Work instructions: Read the records and gather each line that includes "Taux".

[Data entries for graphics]
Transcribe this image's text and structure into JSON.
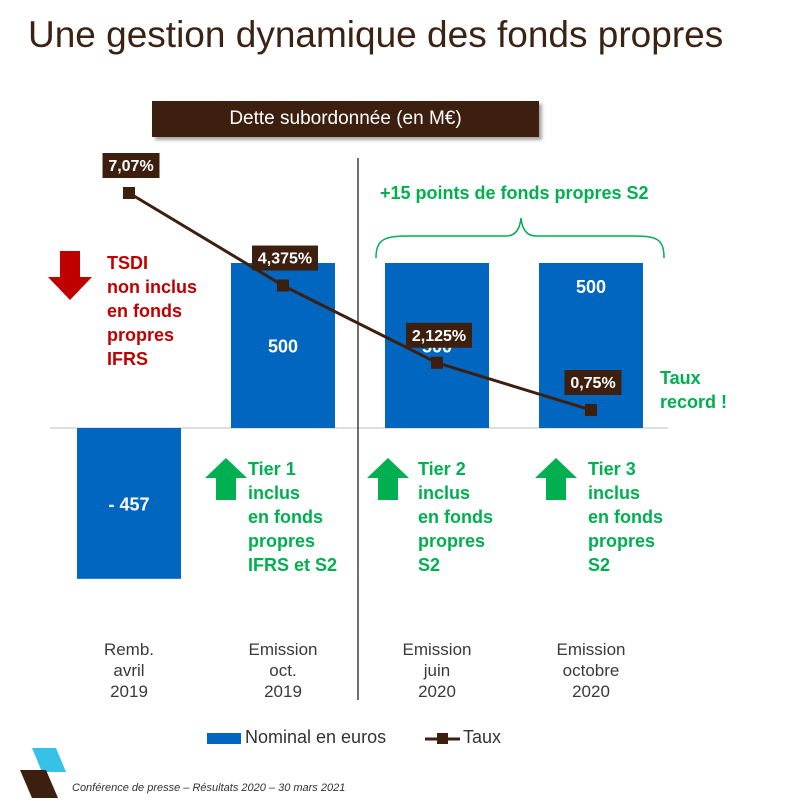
{
  "title": "Une gestion dynamique des fonds propres",
  "box_title": "Dette subordonnée (en M€)",
  "annotations": {
    "tsdi": "TSDI\nnon inclus\nen fonds\npropres\nIFRS",
    "points": "+15 points de fonds propres S2",
    "taux_record": "Taux\nrecord !",
    "tier1": "Tier 1\ninclus\nen fonds\npropres\nIFRS et S2",
    "tier2": "Tier 2\ninclus\nen fonds\npropres\nS2",
    "tier3": "Tier 3\ninclus\nen fonds\npropres\nS2"
  },
  "legend": {
    "nominal": "Nominal en euros",
    "taux": "Taux"
  },
  "footer": "Conférence de presse – Résultats 2020 – 30 mars 2021",
  "colors": {
    "bar": "#0066bf",
    "line": "#3d1f10",
    "red": "#c00000",
    "green": "#00b050"
  },
  "chart_data": {
    "type": "bar",
    "categories": [
      [
        "Remb.",
        "avril",
        "2019"
      ],
      [
        "Emission",
        "oct.",
        "2019"
      ],
      [
        "Emission",
        "juin",
        "2020"
      ],
      [
        "Emission",
        "octobre",
        "2020"
      ]
    ],
    "series": [
      {
        "name": "Nominal en euros",
        "type": "bar",
        "values": [
          -457,
          500,
          500,
          500
        ],
        "labels": [
          "- 457",
          "500",
          "500",
          "500"
        ]
      },
      {
        "name": "Taux",
        "type": "line",
        "values": [
          7.07,
          4.375,
          2.125,
          0.75
        ],
        "labels": [
          "7,07%",
          "4,375%",
          "2,125%",
          "0,75%"
        ]
      }
    ]
  }
}
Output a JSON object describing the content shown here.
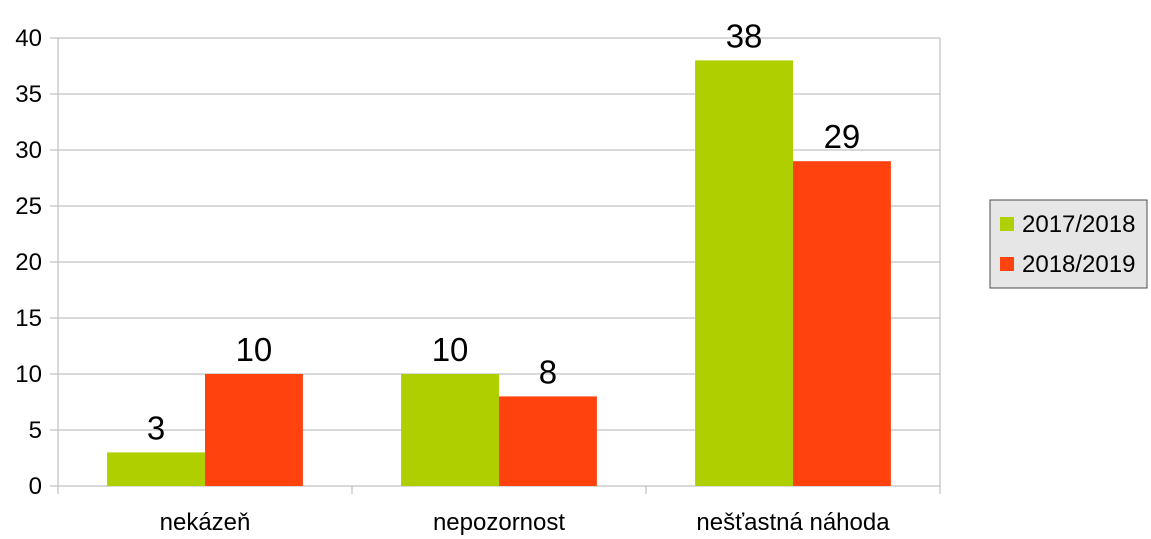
{
  "chart_data": {
    "type": "bar",
    "title": "",
    "xlabel": "",
    "ylabel": "",
    "categories": [
      "nekázeň",
      "nepozornost",
      "nešťastná náhoda"
    ],
    "series": [
      {
        "name": "2017/2018",
        "color": "#b0cf00",
        "values": [
          3,
          10,
          38
        ]
      },
      {
        "name": "2018/2019",
        "color": "#ff420e",
        "values": [
          10,
          8,
          29
        ]
      }
    ],
    "ylim": [
      0,
      40
    ],
    "yticks": [
      0,
      5,
      10,
      15,
      20,
      25,
      30,
      35,
      40
    ],
    "grid": true,
    "data_labels": true,
    "legend_position": "right"
  }
}
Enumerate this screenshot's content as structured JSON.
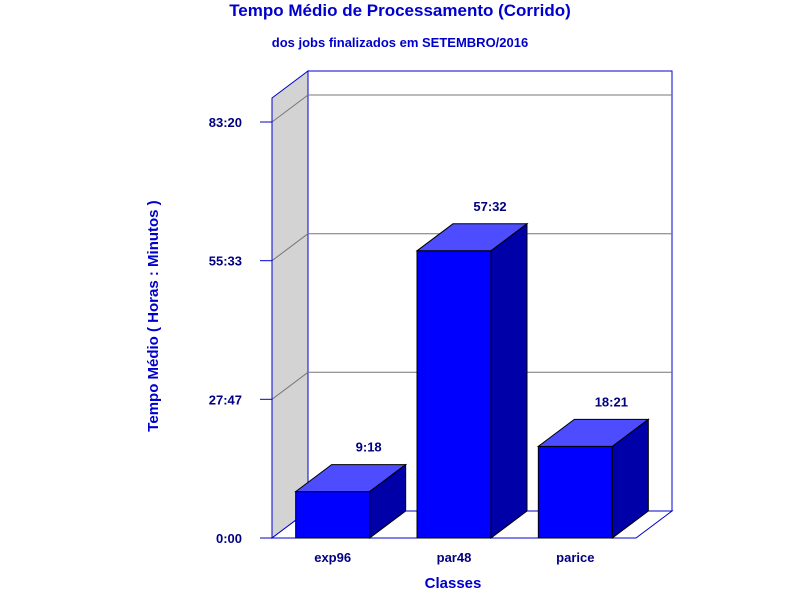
{
  "chart_data": {
    "type": "bar",
    "title": "Tempo Médio de Processamento (Corrido)",
    "subtitle": "dos jobs finalizados em SETEMBRO/2016",
    "xlabel": "Classes",
    "ylabel": "Tempo Médio ( Horas : Minutos )",
    "categories": [
      "exp96",
      "par48",
      "parice"
    ],
    "values": [
      558,
      3452,
      1101
    ],
    "value_labels": [
      "9:18",
      "57:32",
      "18:21"
    ],
    "ylim": [
      0,
      5000
    ],
    "yticks": [
      0,
      1667,
      3333,
      5000
    ],
    "ytick_labels": [
      "0:00",
      "27:47",
      "55:33",
      "83:20"
    ],
    "grid": true,
    "style": "3d",
    "colors": {
      "bar_front": "#0000ff",
      "bar_top": "#4d4dff",
      "bar_side": "#0000a8",
      "wall": "#d3d3d3",
      "axis": "#0000cc"
    }
  }
}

Task result:
    "taux_record": "Taux\nrecord !",
    "taux": "Taux"
        "name": "Taux",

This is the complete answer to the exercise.